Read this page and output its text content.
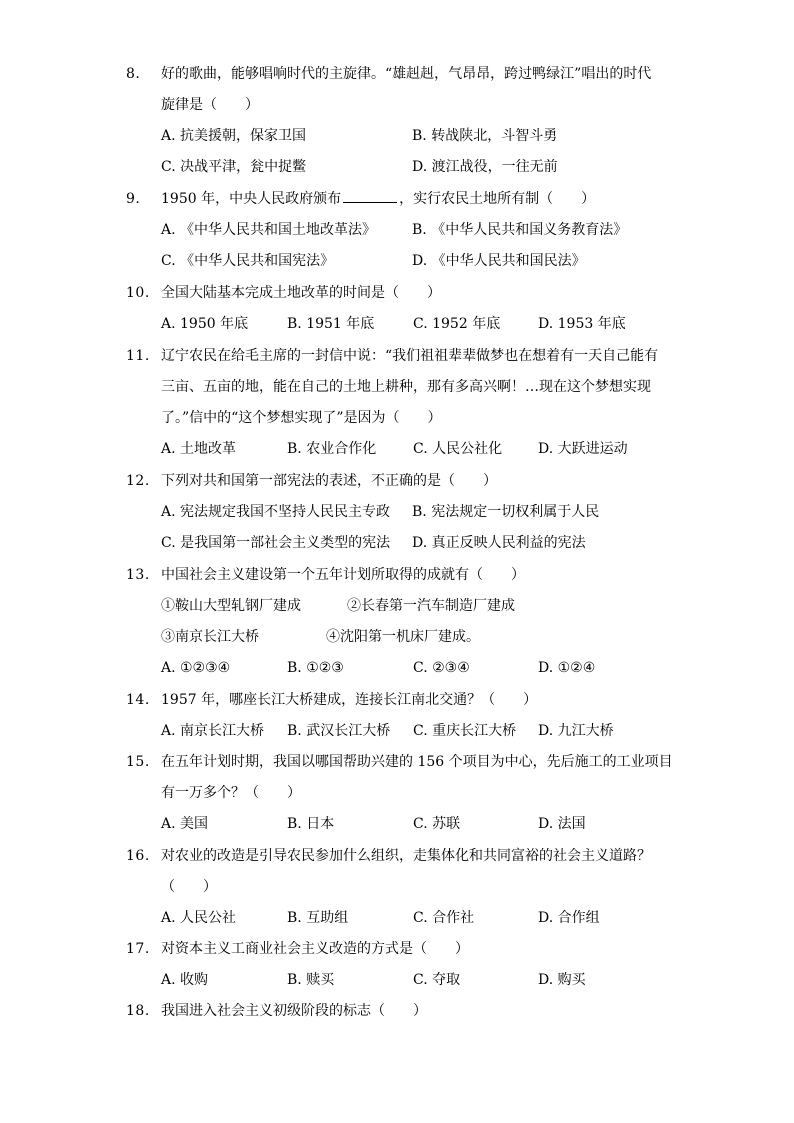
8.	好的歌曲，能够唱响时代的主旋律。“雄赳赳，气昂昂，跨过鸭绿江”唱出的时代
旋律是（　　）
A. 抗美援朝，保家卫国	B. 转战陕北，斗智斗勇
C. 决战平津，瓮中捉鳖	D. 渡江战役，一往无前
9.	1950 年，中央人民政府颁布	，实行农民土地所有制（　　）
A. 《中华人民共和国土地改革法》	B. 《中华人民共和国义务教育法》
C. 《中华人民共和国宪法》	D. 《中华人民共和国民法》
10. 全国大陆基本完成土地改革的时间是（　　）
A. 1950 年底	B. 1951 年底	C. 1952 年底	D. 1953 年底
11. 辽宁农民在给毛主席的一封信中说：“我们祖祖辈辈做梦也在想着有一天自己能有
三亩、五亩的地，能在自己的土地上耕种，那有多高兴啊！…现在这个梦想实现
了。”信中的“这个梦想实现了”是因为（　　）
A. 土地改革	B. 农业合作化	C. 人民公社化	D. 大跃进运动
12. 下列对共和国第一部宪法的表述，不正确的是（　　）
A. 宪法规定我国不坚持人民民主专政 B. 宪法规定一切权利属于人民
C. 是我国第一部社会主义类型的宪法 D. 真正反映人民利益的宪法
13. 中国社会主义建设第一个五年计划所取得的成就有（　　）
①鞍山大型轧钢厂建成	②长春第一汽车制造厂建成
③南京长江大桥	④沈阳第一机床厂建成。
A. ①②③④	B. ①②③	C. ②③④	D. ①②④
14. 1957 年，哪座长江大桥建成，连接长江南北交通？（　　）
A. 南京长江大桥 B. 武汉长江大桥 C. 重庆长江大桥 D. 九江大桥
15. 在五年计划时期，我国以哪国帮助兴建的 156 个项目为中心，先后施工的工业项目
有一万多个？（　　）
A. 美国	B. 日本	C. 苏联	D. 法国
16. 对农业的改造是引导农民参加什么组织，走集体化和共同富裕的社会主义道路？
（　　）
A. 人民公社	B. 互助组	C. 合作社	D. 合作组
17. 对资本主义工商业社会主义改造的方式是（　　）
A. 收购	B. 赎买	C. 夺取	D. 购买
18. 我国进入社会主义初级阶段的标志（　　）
--
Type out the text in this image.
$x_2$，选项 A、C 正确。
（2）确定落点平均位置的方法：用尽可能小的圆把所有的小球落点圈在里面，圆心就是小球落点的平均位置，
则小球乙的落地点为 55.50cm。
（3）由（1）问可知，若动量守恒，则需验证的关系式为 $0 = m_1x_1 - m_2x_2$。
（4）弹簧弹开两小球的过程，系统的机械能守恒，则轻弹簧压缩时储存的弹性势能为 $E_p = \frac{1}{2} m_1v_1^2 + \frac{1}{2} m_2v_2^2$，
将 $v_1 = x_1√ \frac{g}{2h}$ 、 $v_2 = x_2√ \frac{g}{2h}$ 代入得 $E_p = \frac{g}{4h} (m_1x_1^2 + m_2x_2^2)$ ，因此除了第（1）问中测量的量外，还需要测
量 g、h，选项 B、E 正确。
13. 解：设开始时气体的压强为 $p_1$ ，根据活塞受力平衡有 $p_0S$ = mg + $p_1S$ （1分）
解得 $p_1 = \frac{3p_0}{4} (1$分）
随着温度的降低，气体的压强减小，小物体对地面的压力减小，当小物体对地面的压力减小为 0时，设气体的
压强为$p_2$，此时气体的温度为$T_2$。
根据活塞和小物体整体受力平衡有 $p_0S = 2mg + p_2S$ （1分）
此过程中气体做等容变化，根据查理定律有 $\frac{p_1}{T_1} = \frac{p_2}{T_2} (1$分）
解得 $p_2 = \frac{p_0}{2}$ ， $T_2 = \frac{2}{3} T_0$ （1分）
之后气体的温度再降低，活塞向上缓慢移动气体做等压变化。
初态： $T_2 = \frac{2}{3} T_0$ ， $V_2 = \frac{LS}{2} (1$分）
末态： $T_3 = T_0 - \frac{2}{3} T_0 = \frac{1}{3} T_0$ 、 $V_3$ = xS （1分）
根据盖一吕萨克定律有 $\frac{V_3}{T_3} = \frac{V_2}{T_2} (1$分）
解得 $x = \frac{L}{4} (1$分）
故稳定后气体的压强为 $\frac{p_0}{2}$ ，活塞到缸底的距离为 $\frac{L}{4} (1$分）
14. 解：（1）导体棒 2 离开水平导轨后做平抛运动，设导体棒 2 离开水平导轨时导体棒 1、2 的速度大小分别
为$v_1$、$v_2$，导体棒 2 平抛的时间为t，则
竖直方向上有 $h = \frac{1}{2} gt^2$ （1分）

#### [Requirement]
Copy each line of the entries that includes the word "this".

#### [Correct output]
Read this page and output its text content.
Type out the text in this image.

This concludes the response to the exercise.